FRAGMENTO:
Mi regreso como un funesto pájaro de mal agüero a estas regiones es acompañado por Høstkveld, una ilustración de nuestro ya hartamente conocido Theodor Kittelsen.

Anónimo dijo...

Jejeje, que prejuicioso...

"¿O será la noción del karma una terrible realidad y, como todo parece indicarlo, yo he sido un político o un abogado en mi vida precedente?"

Nunca se me habria pasado por la cabeza, pensarme como lo hace usted... le felicito y le admiro (sin animos de sonar suicida), por que aun en mi juventud (a veces vejez mental), no me eh detenido a pensar profundamente mas que lo que demora un suspiro, desde que el trato social, me ha blandecido y fortalecido en maneras opuestas de mi ser.

Me gustaria agregar algo mas, no sobre el escrito anterior, si no mas bien, sobre sus oscuras composiciones, a veces tributos a los "maestros" ya fallecidos, y en otras a la soledad tal vez como atavio, otrora como una belleza que acerca a la perfeccion(Si es que tal palabra de "exagerado" significado la considerara como los demas lo han hecho), y que despierta en mi, lo que pocas noches al año sucede, pero que al tiempo, calma, a la espera de que nuevas "revoluciones" se presenten.

En fin, saludos demonio desde las heladas tierras de los andes... Colombia

E. dijo...

En realidad, no se trata de una frase prejuiciosa, sino de la inevitable conclusión de alguien que vivió en la Argentina desde el 83 en adelante. Quizás en otros países esas profesiones tengan connotaciones distintas, pero acá son manifiesta representación de una realidad unívoca.

Gracias por sus palabras. Éste será un año de grandes revoluciones, todo lo anterior está llamado a desaparecer.

Anónimo dijo...

Para tus mil adjetivos que no dicen nada, se resume en una palabra:
mierdasicótica...

Amén

E. dijo...

Pero eso no es una palabra, son dos pegadas. Y encima una de las dos es un adjetivo: predique con el ejemplo, cristiano.

De paso, todos los adjetivos dicen algo, los míos y los de cualquiera... salvo para los que no tienen nada en la cabeza. Los adjetivos son como las terceras en la música: pretender que su abundancia no añade nada sino que resta es propio de pedantes prosaicos y de literatos pusilánimes, obedientes a las reglas académicas de los profesores mediocres en vez de al ejemplo de los genios como Quevedo, Huysmans o Lovecraft.

TAREAS:
A – Repite palabra por palabra todo lo que va en el fragmento desde "En realidad, no" hasta "mierdasicótica...".
B – Resume el fragmento en tres oraciones.

DATOS PROPORCIONADOS:
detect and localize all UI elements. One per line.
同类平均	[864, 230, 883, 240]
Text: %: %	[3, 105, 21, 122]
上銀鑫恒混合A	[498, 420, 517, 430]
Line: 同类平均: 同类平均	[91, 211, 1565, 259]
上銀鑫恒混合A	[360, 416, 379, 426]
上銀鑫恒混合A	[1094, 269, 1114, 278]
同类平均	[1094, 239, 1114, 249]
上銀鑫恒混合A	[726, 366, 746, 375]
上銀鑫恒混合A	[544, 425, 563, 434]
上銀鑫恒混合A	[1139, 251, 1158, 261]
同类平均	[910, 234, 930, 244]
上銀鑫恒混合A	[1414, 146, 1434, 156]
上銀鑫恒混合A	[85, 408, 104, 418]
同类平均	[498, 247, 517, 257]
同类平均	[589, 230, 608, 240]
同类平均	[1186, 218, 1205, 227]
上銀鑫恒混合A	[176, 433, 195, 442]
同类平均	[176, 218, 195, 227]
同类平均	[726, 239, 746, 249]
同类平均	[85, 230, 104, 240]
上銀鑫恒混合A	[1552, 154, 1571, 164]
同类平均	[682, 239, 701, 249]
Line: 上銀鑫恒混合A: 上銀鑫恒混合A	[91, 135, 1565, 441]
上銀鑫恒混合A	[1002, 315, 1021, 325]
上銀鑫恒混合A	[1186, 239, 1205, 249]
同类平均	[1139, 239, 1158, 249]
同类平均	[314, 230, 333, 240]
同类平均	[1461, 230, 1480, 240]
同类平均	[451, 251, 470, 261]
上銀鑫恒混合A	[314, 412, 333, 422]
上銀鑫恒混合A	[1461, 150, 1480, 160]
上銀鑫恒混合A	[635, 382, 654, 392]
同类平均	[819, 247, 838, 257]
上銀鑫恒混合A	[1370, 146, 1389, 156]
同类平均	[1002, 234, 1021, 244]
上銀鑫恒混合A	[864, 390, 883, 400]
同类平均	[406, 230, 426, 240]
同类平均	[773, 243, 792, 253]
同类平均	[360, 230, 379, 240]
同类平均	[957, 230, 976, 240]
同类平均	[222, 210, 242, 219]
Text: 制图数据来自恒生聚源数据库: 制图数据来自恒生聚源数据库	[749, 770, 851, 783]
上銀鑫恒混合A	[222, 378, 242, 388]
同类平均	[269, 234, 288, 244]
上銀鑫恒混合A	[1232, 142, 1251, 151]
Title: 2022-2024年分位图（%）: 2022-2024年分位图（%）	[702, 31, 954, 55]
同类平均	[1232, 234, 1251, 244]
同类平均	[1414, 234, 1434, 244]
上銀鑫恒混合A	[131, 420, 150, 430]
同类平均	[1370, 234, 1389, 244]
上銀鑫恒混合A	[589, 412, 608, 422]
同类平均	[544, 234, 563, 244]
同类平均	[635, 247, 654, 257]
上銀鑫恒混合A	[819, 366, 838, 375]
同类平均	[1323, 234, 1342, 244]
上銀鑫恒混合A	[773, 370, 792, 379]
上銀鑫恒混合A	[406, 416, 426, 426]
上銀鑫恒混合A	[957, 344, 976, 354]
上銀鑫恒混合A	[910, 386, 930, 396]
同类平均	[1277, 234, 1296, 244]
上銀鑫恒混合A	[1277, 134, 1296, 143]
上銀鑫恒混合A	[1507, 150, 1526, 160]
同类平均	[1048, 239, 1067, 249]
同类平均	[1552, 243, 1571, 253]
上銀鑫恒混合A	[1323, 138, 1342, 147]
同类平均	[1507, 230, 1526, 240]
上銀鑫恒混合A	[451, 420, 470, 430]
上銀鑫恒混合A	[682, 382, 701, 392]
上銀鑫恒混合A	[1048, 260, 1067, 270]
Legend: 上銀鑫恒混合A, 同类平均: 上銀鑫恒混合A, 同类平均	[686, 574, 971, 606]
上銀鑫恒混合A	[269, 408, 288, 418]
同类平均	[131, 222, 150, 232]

SOLUCIONES:
A –
En realidad, no se trata de una frase prejuiciosa, sino de la inevitable conclusión de alguien que vivió en la Argentina desde el 83 en adelante. Quizás en otros países esas profesiones tengan connotaciones distintas, pero acá son manifiesta representación de una realidad unívoca.

Gracias por sus palabras. Éste será un año de grandes revoluciones, todo lo anterior está llamado a desaparecer.

Anónimo dijo...

Para tus mil adjetivos que no dicen nada, se resume en una palabra:
mierdasicótica...

B – El fragmento empieza con un regreso acompañado por Høstkveld, una ilustración de Theodor Kittelsen. Un comentario anónimo califica de prejuiciosa una frase sobre políticos y abogados y elogia las composiciones oscuras del blog, a lo que E. responde que la frase es la conclusión de alguien que vivió en la Argentina desde el 83. Otro anónimo resume los adjetivos del blog con un insulto, y E. replica que todos los adjetivos dicen algo, citando como ejemplo a Quevedo, Huysmans y Lovecraft.